◆ **Source data**:

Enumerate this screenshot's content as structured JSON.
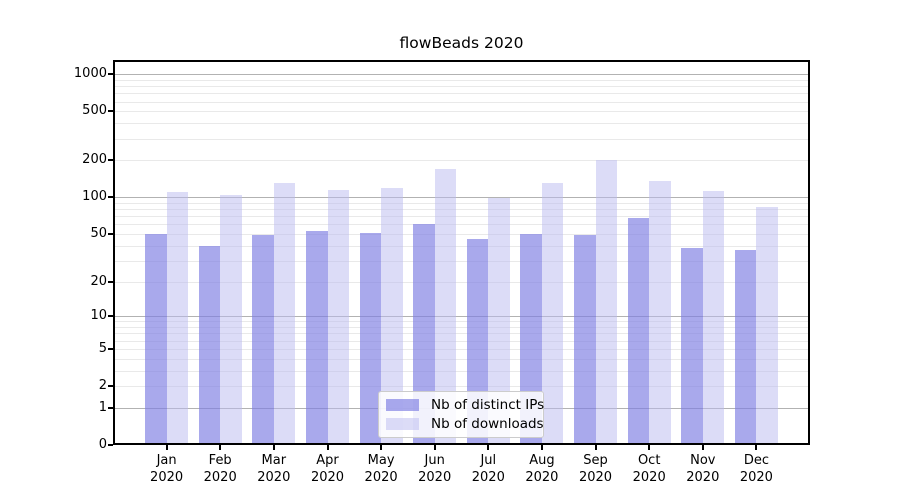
{
  "chart_data": {
    "type": "bar",
    "title": "flowBeads 2020",
    "xlabel": "",
    "ylabel": "",
    "categories": [
      "Jan",
      "Feb",
      "Mar",
      "Apr",
      "May",
      "Jun",
      "Jul",
      "Aug",
      "Sep",
      "Oct",
      "Nov",
      "Dec"
    ],
    "category_year": "2020",
    "series": [
      {
        "name": "Nb of distinct IPs",
        "color": "rgba(124,124,226,0.66)",
        "legend_color": "rgba(124,124,226,0.66)",
        "values": [
          50,
          40,
          49,
          53,
          51,
          60,
          45,
          50,
          49,
          68,
          38,
          37
        ]
      },
      {
        "name": "Nb of downloads",
        "color": "rgba(186,186,240,0.5)",
        "legend_color": "rgba(186,186,240,0.5)",
        "values": [
          110,
          105,
          130,
          115,
          120,
          170,
          98,
          130,
          200,
          135,
          112,
          83
        ]
      }
    ],
    "yscale": "log1p",
    "ylim": [
      0,
      1300
    ],
    "yticks": [
      0,
      1,
      2,
      5,
      10,
      20,
      50,
      100,
      200,
      500,
      1000
    ],
    "major_gridlines": [
      1,
      10,
      100,
      1000
    ],
    "grid": true,
    "legend_position": "lower center"
  },
  "colors": {
    "major_grid": "#b2b2b2",
    "minor_grid": "#e9e9e9",
    "spine": "#000000",
    "legend_border": "#cccccc",
    "background": "#ffffff"
  }
}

◆ **Task**: From the listing above, find the number of lines with the word "rgba" in them. Answer with the number only.

◆ **Task answer**: 4